-- start of STORED ROWS --

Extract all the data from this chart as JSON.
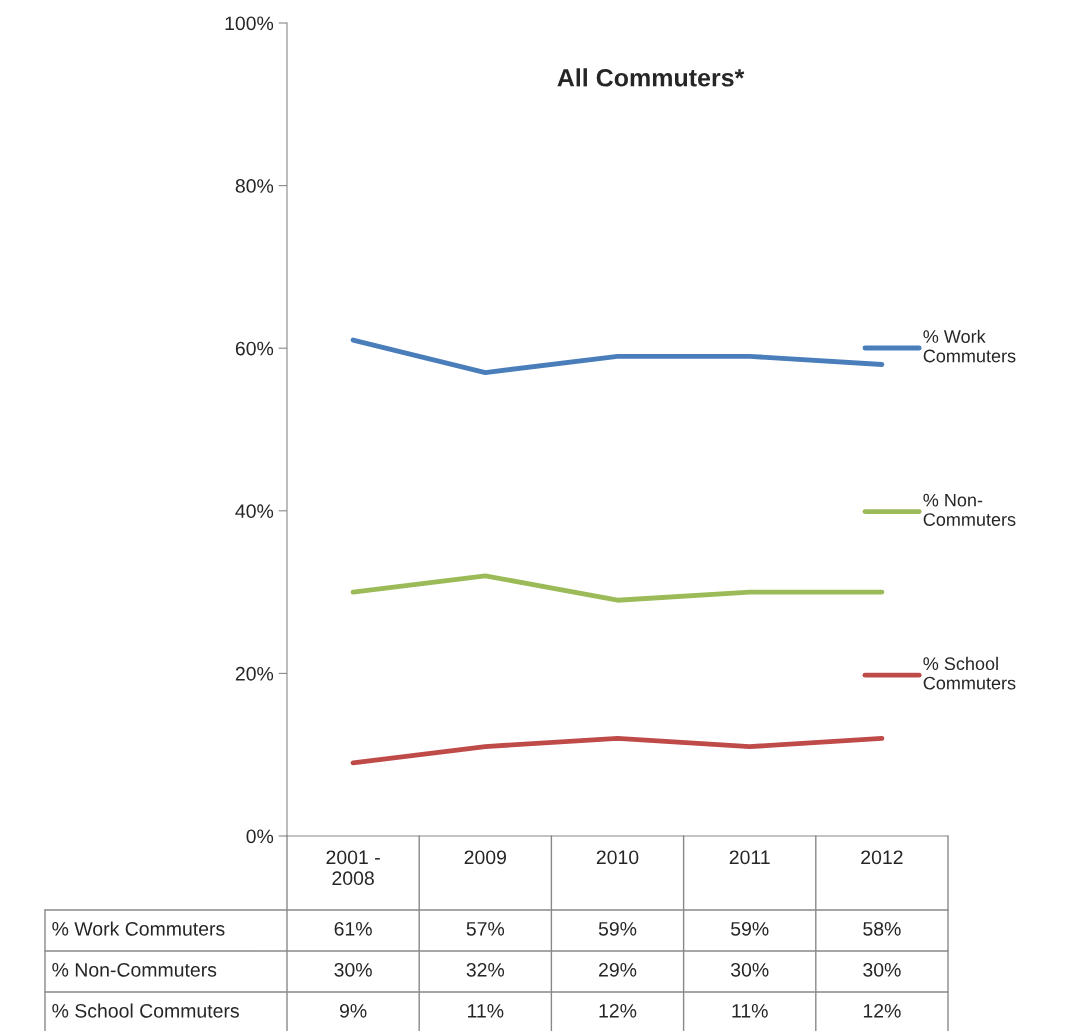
{
  "chart_data": {
    "type": "line",
    "title": "All Commuters*",
    "categories": [
      "2001 - 2008",
      "2009",
      "2010",
      "2011",
      "2012"
    ],
    "series": [
      {
        "name": "% Work Commuters",
        "color": "#4a7ebb",
        "values": [
          61,
          57,
          59,
          59,
          58
        ],
        "value_labels": [
          "61%",
          "57%",
          "59%",
          "59%",
          "58%"
        ]
      },
      {
        "name": "% Non-Commuters",
        "color": "#9bbb59",
        "values": [
          30,
          32,
          29,
          30,
          30
        ],
        "value_labels": [
          "30%",
          "32%",
          "29%",
          "30%",
          "30%"
        ]
      },
      {
        "name": "% School Commuters",
        "color": "#be4b48",
        "values": [
          9,
          11,
          12,
          11,
          12
        ],
        "value_labels": [
          "9%",
          "11%",
          "12%",
          "11%",
          "12%"
        ]
      }
    ],
    "ylim": [
      0,
      100
    ],
    "yticks": [
      {
        "value": 0,
        "label": "0%"
      },
      {
        "value": 20,
        "label": "20%"
      },
      {
        "value": 40,
        "label": "40%"
      },
      {
        "value": 60,
        "label": "60%"
      },
      {
        "value": 80,
        "label": "80%"
      },
      {
        "value": 100,
        "label": "100%"
      }
    ],
    "legend": "right",
    "grid": false,
    "marker": "none",
    "line_style": "solid"
  }
}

-- end of STORED ROWS --

▸ SHORT PROBLEM
All lines in the data that contain the word "Commuters" should be copied.

▸ CORRECT RESPONSE
    "title": "All Commuters*",
        "name": "% Work Commuters",
        "name": "% Non-Commuters",
        "name": "% School Commuters",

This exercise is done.